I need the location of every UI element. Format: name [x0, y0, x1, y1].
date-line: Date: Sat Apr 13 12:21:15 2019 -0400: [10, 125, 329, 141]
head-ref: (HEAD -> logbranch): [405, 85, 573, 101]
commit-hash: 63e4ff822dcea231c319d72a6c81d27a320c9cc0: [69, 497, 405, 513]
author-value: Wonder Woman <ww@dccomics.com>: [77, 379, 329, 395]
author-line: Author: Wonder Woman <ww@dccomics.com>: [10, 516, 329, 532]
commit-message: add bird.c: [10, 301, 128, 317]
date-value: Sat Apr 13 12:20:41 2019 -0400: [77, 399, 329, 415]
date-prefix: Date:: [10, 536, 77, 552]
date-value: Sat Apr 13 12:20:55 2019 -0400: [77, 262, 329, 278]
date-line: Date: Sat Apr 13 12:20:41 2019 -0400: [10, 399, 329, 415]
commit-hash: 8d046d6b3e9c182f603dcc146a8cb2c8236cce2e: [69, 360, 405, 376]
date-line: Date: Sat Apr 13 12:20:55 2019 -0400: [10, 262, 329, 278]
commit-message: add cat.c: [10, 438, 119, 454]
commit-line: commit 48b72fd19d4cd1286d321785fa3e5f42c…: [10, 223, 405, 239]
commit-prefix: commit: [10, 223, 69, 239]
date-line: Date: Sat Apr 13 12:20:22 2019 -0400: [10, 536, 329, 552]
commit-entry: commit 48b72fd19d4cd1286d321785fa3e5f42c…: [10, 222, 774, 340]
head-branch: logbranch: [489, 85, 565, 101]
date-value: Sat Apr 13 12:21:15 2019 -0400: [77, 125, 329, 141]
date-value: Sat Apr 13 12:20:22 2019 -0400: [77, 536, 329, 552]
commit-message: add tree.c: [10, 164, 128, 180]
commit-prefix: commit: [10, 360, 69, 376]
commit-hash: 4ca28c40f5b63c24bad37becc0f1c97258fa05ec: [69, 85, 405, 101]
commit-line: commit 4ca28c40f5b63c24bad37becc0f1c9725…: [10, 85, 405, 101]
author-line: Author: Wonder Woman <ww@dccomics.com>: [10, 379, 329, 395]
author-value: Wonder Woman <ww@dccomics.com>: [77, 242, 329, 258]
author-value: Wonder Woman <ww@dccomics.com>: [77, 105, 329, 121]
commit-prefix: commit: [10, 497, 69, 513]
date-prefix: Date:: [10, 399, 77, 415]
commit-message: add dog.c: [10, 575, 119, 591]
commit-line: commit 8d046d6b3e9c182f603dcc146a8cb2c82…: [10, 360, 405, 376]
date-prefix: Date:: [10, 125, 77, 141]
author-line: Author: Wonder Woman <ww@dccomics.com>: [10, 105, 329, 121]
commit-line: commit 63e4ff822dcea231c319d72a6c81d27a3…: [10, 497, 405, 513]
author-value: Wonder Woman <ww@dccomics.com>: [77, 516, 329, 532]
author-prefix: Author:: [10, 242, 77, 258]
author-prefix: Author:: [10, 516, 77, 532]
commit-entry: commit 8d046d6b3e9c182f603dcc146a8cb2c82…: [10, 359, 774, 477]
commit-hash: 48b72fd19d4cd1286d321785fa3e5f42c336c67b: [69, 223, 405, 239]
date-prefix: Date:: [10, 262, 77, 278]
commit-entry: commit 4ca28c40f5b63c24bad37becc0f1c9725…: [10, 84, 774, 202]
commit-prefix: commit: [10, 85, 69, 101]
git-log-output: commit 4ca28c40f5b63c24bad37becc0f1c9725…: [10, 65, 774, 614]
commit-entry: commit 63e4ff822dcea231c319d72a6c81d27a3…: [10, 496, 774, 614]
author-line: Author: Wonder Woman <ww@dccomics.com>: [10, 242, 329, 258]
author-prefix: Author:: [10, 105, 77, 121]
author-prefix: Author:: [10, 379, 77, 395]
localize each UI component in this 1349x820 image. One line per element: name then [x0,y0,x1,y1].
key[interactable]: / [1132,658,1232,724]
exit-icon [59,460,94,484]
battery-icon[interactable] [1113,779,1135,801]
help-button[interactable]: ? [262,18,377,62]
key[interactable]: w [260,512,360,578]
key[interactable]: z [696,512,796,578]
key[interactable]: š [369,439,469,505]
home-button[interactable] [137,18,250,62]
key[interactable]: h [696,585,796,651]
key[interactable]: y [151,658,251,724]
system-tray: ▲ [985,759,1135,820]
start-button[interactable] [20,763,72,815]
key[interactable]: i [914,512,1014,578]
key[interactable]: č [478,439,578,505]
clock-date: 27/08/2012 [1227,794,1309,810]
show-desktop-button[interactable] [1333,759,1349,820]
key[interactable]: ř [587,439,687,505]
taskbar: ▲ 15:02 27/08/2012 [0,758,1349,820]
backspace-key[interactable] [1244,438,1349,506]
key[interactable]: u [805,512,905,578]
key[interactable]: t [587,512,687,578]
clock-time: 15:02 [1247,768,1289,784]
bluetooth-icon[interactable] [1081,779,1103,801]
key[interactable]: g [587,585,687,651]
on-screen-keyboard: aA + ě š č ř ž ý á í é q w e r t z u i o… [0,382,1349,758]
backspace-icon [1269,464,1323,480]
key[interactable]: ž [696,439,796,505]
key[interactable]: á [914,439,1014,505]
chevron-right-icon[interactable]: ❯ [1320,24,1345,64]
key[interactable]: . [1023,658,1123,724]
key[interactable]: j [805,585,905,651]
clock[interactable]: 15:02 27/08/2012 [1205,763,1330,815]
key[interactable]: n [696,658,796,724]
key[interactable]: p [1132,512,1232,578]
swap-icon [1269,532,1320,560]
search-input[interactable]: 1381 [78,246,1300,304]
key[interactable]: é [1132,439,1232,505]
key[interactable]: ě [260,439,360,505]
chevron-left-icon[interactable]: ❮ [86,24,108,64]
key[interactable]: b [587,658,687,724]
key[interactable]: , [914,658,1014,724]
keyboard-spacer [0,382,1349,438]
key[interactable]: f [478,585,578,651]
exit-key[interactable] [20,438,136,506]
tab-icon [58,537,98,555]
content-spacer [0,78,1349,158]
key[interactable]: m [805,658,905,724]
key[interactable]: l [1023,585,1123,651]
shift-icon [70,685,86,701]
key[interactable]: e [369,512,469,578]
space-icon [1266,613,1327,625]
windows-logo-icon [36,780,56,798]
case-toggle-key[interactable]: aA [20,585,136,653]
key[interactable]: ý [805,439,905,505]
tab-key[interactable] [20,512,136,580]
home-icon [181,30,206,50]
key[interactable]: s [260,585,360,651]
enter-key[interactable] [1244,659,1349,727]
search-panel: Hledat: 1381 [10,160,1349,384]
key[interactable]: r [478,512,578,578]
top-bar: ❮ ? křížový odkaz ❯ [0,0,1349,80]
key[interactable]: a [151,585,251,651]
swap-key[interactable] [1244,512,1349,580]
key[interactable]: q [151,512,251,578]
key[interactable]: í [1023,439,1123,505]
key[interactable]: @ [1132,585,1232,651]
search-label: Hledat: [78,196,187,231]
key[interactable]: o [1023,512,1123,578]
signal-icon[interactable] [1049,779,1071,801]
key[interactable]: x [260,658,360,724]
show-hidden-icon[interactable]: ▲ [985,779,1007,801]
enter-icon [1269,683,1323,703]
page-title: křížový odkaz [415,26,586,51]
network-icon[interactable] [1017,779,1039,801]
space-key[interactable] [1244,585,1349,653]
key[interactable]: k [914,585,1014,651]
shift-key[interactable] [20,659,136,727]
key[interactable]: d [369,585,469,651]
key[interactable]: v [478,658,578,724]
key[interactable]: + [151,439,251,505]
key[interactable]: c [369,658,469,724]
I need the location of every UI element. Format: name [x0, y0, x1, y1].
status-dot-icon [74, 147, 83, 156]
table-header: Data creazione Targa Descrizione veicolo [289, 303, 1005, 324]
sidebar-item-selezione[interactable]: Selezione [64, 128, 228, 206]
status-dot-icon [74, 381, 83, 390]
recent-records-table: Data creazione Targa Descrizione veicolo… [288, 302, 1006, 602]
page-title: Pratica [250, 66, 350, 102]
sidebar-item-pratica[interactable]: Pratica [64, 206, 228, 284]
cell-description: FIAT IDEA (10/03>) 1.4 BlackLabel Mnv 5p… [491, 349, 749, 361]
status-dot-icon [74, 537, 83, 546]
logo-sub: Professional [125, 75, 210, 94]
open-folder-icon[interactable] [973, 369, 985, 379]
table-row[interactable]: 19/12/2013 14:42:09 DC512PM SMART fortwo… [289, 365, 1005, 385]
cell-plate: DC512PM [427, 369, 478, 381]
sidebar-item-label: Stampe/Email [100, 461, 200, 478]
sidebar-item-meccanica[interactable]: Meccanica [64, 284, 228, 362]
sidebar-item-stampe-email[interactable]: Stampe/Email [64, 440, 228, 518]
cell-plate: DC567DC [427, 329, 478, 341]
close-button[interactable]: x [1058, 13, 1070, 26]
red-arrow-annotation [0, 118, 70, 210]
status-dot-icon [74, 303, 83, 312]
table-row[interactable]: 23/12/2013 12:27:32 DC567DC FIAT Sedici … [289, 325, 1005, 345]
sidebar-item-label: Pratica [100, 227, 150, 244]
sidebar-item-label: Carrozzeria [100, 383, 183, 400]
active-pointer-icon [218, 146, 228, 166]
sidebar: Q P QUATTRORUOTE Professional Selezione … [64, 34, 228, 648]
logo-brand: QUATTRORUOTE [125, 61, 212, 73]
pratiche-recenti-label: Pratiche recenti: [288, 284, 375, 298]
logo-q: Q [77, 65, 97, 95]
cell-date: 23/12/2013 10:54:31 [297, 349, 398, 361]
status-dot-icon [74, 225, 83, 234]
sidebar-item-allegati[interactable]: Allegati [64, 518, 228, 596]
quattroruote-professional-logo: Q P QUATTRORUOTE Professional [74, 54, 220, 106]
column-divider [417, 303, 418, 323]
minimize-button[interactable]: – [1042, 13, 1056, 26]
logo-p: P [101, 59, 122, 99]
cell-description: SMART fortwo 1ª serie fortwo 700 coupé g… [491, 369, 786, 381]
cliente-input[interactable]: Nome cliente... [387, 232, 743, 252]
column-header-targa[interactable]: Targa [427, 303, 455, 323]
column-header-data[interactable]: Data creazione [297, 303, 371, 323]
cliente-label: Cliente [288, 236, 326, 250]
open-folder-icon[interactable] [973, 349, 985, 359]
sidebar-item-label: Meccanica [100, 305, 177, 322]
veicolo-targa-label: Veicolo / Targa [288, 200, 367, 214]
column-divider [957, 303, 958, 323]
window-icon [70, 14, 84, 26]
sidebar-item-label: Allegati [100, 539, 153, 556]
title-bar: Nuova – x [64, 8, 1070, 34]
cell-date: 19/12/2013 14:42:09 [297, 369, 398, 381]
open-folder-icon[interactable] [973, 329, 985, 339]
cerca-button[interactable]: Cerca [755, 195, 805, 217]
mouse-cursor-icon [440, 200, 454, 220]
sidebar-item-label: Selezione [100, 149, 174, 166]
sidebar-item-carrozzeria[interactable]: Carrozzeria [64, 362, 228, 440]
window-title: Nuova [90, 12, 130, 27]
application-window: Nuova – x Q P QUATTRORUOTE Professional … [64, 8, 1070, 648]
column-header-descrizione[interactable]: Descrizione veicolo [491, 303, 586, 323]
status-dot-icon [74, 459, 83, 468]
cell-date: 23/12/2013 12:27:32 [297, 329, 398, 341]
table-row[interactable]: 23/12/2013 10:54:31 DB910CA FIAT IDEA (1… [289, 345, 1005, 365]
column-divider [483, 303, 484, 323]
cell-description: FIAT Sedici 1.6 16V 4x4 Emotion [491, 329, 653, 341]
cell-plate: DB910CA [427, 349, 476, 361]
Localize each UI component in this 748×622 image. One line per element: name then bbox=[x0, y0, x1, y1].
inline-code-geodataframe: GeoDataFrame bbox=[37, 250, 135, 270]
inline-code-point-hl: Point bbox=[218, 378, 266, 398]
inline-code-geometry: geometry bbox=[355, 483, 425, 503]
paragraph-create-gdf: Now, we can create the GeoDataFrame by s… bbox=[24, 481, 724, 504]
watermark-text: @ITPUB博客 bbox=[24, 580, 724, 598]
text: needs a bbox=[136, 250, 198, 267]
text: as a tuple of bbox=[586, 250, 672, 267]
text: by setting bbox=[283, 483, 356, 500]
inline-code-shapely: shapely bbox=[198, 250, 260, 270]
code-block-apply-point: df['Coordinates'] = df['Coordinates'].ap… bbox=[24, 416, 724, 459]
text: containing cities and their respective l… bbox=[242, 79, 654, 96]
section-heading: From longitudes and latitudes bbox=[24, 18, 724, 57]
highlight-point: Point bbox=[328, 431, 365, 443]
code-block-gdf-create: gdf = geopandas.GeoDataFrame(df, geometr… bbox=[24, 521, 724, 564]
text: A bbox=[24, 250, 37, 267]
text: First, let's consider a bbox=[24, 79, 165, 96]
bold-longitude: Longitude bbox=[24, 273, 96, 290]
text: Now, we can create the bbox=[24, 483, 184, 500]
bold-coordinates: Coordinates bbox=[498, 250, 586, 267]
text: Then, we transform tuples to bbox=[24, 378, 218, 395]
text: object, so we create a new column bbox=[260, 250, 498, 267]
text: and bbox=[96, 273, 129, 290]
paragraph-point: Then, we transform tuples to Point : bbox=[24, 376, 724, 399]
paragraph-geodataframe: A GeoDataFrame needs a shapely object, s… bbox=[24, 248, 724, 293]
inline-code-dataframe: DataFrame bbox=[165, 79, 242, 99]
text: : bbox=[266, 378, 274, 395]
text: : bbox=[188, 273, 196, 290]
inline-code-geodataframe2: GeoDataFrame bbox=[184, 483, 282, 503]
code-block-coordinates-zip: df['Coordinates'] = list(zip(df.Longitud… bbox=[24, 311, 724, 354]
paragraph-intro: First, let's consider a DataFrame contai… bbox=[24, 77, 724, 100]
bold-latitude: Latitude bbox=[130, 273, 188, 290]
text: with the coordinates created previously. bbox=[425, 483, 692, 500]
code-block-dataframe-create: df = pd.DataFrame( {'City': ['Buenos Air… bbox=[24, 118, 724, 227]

▶ [TO BE DONE] Identify each line in the records above that contains the string "author" and copy those lines in full.

▶ [TASK RESULT]
author-value: Wonder Woman <ww@dccomics.com>: [77, 379, 329, 395]
author-line: Author: Wonder Woman <ww@dccomics.com>: [10, 516, 329, 532]
author-line: Author: Wonder Woman <ww@dccomics.com>: [10, 379, 329, 395]
author-value: Wonder Woman <ww@dccomics.com>: [77, 242, 329, 258]
author-value: Wonder Woman <ww@dccomics.com>: [77, 105, 329, 121]
author-line: Author: Wonder Woman <ww@dccomics.com>: [10, 105, 329, 121]
author-value: Wonder Woman <ww@dccomics.com>: [77, 516, 329, 532]
author-prefix: Author:: [10, 242, 77, 258]
author-prefix: Author:: [10, 516, 77, 532]
author-line: Author: Wonder Woman <ww@dccomics.com>: [10, 242, 329, 258]
author-prefix: Author:: [10, 105, 77, 121]
author-prefix: Author:: [10, 379, 77, 395]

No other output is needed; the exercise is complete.